— Problem statement —
In the listing below, find every line with the string "плата" and pull it out.

BEGIN Given data

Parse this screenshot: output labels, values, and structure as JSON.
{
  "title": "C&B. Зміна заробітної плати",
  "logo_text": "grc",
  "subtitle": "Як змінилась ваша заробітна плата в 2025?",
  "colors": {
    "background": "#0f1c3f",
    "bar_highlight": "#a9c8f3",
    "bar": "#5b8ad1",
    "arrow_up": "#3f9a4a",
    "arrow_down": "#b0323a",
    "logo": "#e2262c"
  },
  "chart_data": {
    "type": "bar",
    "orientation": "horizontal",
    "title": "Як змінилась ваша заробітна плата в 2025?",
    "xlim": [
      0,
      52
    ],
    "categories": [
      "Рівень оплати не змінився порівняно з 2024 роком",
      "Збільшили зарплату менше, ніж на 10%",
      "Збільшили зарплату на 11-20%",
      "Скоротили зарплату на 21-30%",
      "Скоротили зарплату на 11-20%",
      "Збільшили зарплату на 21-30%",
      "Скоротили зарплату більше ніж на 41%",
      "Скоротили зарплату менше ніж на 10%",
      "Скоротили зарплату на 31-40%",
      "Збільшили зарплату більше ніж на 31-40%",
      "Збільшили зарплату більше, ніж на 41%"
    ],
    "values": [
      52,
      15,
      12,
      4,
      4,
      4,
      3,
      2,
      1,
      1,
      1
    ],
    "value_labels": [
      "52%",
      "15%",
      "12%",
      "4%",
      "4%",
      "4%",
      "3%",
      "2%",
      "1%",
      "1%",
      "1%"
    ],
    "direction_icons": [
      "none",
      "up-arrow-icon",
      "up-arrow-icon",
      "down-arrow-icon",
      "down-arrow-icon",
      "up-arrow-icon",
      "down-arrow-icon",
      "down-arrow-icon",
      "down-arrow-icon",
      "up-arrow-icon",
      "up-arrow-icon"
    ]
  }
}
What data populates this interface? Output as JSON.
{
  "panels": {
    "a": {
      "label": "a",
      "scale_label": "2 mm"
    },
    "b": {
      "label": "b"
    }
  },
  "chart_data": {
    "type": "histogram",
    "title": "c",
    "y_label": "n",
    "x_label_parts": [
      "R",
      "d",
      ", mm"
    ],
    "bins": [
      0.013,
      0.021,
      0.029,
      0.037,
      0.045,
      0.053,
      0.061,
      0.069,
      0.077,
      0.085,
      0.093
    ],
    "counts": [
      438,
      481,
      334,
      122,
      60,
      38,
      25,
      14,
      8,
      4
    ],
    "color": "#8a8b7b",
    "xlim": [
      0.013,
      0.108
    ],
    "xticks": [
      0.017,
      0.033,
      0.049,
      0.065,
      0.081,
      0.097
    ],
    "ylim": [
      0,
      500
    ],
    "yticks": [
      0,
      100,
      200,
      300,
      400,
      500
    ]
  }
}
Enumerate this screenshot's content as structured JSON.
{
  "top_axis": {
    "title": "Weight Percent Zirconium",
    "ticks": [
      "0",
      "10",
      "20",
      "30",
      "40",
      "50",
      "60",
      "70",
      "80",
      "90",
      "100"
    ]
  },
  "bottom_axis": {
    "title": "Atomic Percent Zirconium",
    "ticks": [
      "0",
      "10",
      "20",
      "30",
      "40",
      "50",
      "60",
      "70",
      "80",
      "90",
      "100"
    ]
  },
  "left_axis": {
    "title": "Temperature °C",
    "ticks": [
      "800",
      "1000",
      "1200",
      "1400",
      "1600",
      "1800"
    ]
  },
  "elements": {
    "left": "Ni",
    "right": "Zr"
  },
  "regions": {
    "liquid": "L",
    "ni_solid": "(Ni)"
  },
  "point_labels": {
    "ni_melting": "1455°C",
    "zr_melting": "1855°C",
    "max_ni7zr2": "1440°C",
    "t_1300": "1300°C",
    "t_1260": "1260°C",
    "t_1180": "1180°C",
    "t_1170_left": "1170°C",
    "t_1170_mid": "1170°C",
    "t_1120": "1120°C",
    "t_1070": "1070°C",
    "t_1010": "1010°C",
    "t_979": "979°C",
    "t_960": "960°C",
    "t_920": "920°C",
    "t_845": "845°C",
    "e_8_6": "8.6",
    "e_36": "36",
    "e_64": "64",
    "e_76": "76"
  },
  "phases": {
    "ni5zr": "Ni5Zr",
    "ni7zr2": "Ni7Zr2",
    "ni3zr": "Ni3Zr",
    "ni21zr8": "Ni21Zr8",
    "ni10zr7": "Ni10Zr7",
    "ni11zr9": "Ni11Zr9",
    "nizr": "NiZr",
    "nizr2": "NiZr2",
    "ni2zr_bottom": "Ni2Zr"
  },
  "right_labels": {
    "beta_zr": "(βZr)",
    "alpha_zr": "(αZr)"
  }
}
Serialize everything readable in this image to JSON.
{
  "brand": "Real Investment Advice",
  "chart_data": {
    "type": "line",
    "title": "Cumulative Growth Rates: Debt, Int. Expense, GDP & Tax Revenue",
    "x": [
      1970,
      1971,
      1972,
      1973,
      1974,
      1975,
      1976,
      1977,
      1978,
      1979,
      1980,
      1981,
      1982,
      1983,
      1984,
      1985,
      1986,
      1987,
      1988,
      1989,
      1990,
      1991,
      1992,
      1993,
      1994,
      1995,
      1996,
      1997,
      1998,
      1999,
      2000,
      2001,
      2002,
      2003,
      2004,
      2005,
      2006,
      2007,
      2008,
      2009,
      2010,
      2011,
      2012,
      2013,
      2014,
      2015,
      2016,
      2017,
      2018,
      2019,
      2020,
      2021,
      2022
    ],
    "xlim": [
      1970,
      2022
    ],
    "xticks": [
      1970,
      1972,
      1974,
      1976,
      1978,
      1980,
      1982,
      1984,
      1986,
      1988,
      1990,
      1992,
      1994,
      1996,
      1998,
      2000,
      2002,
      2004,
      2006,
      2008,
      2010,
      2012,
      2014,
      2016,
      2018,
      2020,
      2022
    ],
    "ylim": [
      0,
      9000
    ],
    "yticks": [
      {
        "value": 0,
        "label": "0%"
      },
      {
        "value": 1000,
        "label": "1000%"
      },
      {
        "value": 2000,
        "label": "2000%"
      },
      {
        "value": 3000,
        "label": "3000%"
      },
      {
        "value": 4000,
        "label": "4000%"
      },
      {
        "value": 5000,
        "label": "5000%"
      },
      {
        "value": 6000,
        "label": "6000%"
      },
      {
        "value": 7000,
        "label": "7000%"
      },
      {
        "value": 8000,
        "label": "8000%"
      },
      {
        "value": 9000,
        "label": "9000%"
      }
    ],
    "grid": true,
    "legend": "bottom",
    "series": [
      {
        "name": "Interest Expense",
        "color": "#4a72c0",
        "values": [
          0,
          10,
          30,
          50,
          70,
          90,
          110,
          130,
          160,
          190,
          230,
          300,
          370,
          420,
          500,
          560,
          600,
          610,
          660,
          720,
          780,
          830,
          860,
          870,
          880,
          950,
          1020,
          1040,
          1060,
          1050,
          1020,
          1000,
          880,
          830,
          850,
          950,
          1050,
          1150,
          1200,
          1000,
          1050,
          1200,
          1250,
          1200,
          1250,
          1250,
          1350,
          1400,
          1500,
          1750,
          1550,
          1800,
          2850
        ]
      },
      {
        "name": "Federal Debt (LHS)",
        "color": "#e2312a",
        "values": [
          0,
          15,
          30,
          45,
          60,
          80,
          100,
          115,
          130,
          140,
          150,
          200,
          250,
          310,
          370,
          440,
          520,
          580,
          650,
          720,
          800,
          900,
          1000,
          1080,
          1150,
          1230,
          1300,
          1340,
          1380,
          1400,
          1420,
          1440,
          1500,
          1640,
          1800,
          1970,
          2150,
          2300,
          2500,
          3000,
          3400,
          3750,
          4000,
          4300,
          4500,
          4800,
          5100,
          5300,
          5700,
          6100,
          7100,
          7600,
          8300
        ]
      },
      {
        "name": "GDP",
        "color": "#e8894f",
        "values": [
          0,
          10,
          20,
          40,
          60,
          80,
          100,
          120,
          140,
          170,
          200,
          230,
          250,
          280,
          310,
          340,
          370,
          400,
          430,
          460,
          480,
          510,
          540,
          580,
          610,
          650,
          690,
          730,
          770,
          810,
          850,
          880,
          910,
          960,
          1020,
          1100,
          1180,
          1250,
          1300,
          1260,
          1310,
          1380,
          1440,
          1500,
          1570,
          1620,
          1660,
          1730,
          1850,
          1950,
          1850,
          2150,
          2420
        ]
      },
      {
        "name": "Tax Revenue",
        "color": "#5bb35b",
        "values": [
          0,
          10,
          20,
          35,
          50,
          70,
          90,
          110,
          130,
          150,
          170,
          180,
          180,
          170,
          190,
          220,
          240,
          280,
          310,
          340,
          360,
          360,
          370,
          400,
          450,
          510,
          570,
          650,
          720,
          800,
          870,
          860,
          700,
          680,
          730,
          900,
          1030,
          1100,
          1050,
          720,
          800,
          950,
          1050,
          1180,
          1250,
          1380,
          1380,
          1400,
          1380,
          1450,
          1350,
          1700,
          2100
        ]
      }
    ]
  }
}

END Given data

— Answer to the exercise —
  "subtitle": "Як змінилась ваша заробітна плата в 2025?",
    "title": "Як змінилась ваша заробітна плата в 2025?",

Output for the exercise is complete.